• [What you have to do]
Below are some entries; can you quote all of them exactly?
** start **
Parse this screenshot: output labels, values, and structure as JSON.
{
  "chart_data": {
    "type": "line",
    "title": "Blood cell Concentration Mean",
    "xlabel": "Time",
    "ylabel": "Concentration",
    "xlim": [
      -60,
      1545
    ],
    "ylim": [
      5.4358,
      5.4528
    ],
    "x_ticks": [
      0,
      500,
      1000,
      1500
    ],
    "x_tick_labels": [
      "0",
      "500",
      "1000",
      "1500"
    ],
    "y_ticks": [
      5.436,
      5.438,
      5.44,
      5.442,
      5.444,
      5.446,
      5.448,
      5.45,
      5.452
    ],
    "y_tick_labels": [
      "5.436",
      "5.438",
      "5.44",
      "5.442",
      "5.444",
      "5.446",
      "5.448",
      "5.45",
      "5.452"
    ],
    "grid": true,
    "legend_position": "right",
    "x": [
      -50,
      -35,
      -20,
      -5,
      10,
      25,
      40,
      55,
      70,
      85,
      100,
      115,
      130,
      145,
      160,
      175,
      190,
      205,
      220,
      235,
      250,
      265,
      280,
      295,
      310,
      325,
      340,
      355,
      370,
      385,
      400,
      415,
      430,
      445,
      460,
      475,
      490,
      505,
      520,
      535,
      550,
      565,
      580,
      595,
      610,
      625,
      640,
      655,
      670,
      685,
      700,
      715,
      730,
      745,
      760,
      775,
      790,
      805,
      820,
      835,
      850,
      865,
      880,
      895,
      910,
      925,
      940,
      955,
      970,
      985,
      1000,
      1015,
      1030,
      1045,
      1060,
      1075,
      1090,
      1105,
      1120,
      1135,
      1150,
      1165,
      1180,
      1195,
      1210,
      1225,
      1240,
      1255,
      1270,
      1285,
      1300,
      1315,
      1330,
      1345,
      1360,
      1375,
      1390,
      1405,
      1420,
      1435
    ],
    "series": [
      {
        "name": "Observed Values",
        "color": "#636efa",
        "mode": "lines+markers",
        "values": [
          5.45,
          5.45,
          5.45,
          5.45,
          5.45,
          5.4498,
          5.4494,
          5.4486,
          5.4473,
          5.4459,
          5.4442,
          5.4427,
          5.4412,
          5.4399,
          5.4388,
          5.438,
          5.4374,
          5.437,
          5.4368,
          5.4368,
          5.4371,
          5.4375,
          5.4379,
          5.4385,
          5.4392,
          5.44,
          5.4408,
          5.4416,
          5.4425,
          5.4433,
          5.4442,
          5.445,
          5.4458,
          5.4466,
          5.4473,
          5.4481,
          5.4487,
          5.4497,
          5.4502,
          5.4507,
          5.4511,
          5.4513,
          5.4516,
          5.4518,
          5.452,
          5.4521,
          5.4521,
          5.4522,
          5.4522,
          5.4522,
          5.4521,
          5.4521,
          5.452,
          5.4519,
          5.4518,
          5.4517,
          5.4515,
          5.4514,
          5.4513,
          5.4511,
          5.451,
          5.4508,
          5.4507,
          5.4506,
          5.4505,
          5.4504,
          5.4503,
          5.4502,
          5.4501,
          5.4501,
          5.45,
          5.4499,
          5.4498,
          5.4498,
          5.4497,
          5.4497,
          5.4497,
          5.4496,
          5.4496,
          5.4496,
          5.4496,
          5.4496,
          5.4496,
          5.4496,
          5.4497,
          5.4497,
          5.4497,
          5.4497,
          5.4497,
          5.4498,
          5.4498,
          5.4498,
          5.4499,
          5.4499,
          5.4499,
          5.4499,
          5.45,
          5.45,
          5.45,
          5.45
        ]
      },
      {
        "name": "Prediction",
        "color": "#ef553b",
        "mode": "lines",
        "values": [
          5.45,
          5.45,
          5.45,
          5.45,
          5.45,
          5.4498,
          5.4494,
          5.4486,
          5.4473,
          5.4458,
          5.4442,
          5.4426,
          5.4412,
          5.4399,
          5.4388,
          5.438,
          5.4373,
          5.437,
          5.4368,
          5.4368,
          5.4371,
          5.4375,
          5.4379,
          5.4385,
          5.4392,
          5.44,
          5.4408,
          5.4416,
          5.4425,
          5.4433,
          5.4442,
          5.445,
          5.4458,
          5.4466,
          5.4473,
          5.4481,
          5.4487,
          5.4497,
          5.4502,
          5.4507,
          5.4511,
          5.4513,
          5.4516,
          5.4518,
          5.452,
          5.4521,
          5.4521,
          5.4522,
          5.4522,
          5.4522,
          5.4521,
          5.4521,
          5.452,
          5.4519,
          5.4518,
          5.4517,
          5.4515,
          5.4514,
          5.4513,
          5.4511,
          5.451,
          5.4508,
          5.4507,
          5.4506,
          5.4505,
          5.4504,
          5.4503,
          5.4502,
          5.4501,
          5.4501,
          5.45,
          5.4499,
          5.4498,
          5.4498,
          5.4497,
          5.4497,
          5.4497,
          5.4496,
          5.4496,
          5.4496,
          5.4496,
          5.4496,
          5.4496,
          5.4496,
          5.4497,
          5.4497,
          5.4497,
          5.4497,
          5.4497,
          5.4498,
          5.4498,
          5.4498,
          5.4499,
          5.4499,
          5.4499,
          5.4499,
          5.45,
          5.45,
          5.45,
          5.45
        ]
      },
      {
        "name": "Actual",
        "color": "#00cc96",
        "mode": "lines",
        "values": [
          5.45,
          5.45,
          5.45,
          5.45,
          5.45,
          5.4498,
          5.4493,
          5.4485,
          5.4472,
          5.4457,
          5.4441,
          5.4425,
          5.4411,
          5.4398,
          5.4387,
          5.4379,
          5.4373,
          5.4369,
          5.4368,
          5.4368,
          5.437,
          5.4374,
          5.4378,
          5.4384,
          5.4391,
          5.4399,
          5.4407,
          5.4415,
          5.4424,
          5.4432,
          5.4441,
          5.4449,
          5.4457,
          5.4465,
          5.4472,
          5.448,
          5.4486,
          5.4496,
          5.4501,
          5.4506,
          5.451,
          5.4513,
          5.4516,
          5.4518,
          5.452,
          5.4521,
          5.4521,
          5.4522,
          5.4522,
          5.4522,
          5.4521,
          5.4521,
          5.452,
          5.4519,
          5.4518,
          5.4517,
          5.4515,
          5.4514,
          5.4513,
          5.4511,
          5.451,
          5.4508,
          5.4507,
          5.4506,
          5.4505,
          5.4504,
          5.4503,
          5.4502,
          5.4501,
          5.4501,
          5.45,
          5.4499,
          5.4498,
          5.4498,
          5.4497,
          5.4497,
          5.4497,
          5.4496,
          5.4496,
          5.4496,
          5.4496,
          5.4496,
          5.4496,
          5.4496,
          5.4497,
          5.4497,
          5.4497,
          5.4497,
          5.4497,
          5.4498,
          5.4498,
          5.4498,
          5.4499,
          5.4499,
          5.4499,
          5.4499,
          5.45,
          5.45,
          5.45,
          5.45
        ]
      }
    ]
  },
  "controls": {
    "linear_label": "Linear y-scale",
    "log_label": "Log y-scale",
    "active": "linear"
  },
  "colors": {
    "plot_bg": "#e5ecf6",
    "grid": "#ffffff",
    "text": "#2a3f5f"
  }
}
** end **
• [Written answer]
Parse this screenshot: output labels, values, and structure as JSON.
{
  "chart_data": {
    "type": "line",
    "title": "Blood cell Concentration Mean",
    "xlabel": "Time",
    "ylabel": "Concentration",
    "xlim": [
      -60,
      1545
    ],
    "ylim": [
      5.4358,
      5.4528
    ],
    "x_ticks": [
      0,
      500,
      1000,
      1500
    ],
    "x_tick_labels": [
      "0",
      "500",
      "1000",
      "1500"
    ],
    "y_ticks": [
      5.436,
      5.438,
      5.44,
      5.442,
      5.444,
      5.446,
      5.448,
      5.45,
      5.452
    ],
    "y_tick_labels": [
      "5.436",
      "5.438",
      "5.44",
      "5.442",
      "5.444",
      "5.446",
      "5.448",
      "5.45",
      "5.452"
    ],
    "grid": true,
    "legend_position": "right",
    "x": [
      -50,
      -35,
      -20,
      -5,
      10,
      25,
      40,
      55,
      70,
      85,
      100,
      115,
      130,
      145,
      160,
      175,
      190,
      205,
      220,
      235,
      250,
      265,
      280,
      295,
      310,
      325,
      340,
      355,
      370,
      385,
      400,
      415,
      430,
      445,
      460,
      475,
      490,
      505,
      520,
      535,
      550,
      565,
      580,
      595,
      610,
      625,
      640,
      655,
      670,
      685,
      700,
      715,
      730,
      745,
      760,
      775,
      790,
      805,
      820,
      835,
      850,
      865,
      880,
      895,
      910,
      925,
      940,
      955,
      970,
      985,
      1000,
      1015,
      1030,
      1045,
      1060,
      1075,
      1090,
      1105,
      1120,
      1135,
      1150,
      1165,
      1180,
      1195,
      1210,
      1225,
      1240,
      1255,
      1270,
      1285,
      1300,
      1315,
      1330,
      1345,
      1360,
      1375,
      1390,
      1405,
      1420,
      1435
    ],
    "series": [
      {
        "name": "Observed Values",
        "color": "#636efa",
        "mode": "lines+markers",
        "values": [
          5.45,
          5.45,
          5.45,
          5.45,
          5.45,
          5.4498,
          5.4494,
          5.4486,
          5.4473,
          5.4459,
          5.4442,
          5.4427,
          5.4412,
          5.4399,
          5.4388,
          5.438,
          5.4374,
          5.437,
          5.4368,
          5.4368,
          5.4371,
          5.4375,
          5.4379,
          5.4385,
          5.4392,
          5.44,
          5.4408,
          5.4416,
          5.4425,
          5.4433,
          5.4442,
          5.445,
          5.4458,
          5.4466,
          5.4473,
          5.4481,
          5.4487,
          5.4497,
          5.4502,
          5.4507,
          5.4511,
          5.4513,
          5.4516,
          5.4518,
          5.452,
          5.4521,
          5.4521,
          5.4522,
          5.4522,
          5.4522,
          5.4521,
          5.4521,
          5.452,
          5.4519,
          5.4518,
          5.4517,
          5.4515,
          5.4514,
          5.4513,
          5.4511,
          5.451,
          5.4508,
          5.4507,
          5.4506,
          5.4505,
          5.4504,
          5.4503,
          5.4502,
          5.4501,
          5.4501,
          5.45,
          5.4499,
          5.4498,
          5.4498,
          5.4497,
          5.4497,
          5.4497,
          5.4496,
          5.4496,
          5.4496,
          5.4496,
          5.4496,
          5.4496,
          5.4496,
          5.4497,
          5.4497,
          5.4497,
          5.4497,
          5.4497,
          5.4498,
          5.4498,
          5.4498,
          5.4499,
          5.4499,
          5.4499,
          5.4499,
          5.45,
          5.45,
          5.45,
          5.45
        ]
      },
      {
        "name": "Prediction",
        "color": "#ef553b",
        "mode": "lines",
        "values": [
          5.45,
          5.45,
          5.45,
          5.45,
          5.45,
          5.4498,
          5.4494,
          5.4486,
          5.4473,
          5.4458,
          5.4442,
          5.4426,
          5.4412,
          5.4399,
          5.4388,
          5.438,
          5.4373,
          5.437,
          5.4368,
          5.4368,
          5.4371,
          5.4375,
          5.4379,
          5.4385,
          5.4392,
          5.44,
          5.4408,
          5.4416,
          5.4425,
          5.4433,
          5.4442,
          5.445,
          5.4458,
          5.4466,
          5.4473,
          5.4481,
          5.4487,
          5.4497,
          5.4502,
          5.4507,
          5.4511,
          5.4513,
          5.4516,
          5.4518,
          5.452,
          5.4521,
          5.4521,
          5.4522,
          5.4522,
          5.4522,
          5.4521,
          5.4521,
          5.452,
          5.4519,
          5.4518,
          5.4517,
          5.4515,
          5.4514,
          5.4513,
          5.4511,
          5.451,
          5.4508,
          5.4507,
          5.4506,
          5.4505,
          5.4504,
          5.4503,
          5.4502,
          5.4501,
          5.4501,
          5.45,
          5.4499,
          5.4498,
          5.4498,
          5.4497,
          5.4497,
          5.4497,
          5.4496,
          5.4496,
          5.4496,
          5.4496,
          5.4496,
          5.4496,
          5.4496,
          5.4497,
          5.4497,
          5.4497,
          5.4497,
          5.4497,
          5.4498,
          5.4498,
          5.4498,
          5.4499,
          5.4499,
          5.4499,
          5.4499,
          5.45,
          5.45,
          5.45,
          5.45
        ]
      },
      {
        "name": "Actual",
        "color": "#00cc96",
        "mode": "lines",
        "values": [
          5.45,
          5.45,
          5.45,
          5.45,
          5.45,
          5.4498,
          5.4493,
          5.4485,
          5.4472,
          5.4457,
          5.4441,
          5.4425,
          5.4411,
          5.4398,
          5.4387,
          5.4379,
          5.4373,
          5.4369,
          5.4368,
          5.4368,
          5.437,
          5.4374,
          5.4378,
          5.4384,
          5.4391,
          5.4399,
          5.4407,
          5.4415,
          5.4424,
          5.4432,
          5.4441,
          5.4449,
          5.4457,
          5.4465,
          5.4472,
          5.448,
          5.4486,
          5.4496,
          5.4501,
          5.4506,
          5.451,
          5.4513,
          5.4516,
          5.4518,
          5.452,
          5.4521,
          5.4521,
          5.4522,
          5.4522,
          5.4522,
          5.4521,
          5.4521,
          5.452,
          5.4519,
          5.4518,
          5.4517,
          5.4515,
          5.4514,
          5.4513,
          5.4511,
          5.451,
          5.4508,
          5.4507,
          5.4506,
          5.4505,
          5.4504,
          5.4503,
          5.4502,
          5.4501,
          5.4501,
          5.45,
          5.4499,
          5.4498,
          5.4498,
          5.4497,
          5.4497,
          5.4497,
          5.4496,
          5.4496,
          5.4496,
          5.4496,
          5.4496,
          5.4496,
          5.4496,
          5.4497,
          5.4497,
          5.4497,
          5.4497,
          5.4497,
          5.4498,
          5.4498,
          5.4498,
          5.4499,
          5.4499,
          5.4499,
          5.4499,
          5.45,
          5.45,
          5.45,
          5.45
        ]
      }
    ]
  },
  "controls": {
    "linear_label": "Linear y-scale",
    "log_label": "Log y-scale",
    "active": "linear"
  },
  "colors": {
    "plot_bg": "#e5ecf6",
    "grid": "#ffffff",
    "text": "#2a3f5f"
  }
}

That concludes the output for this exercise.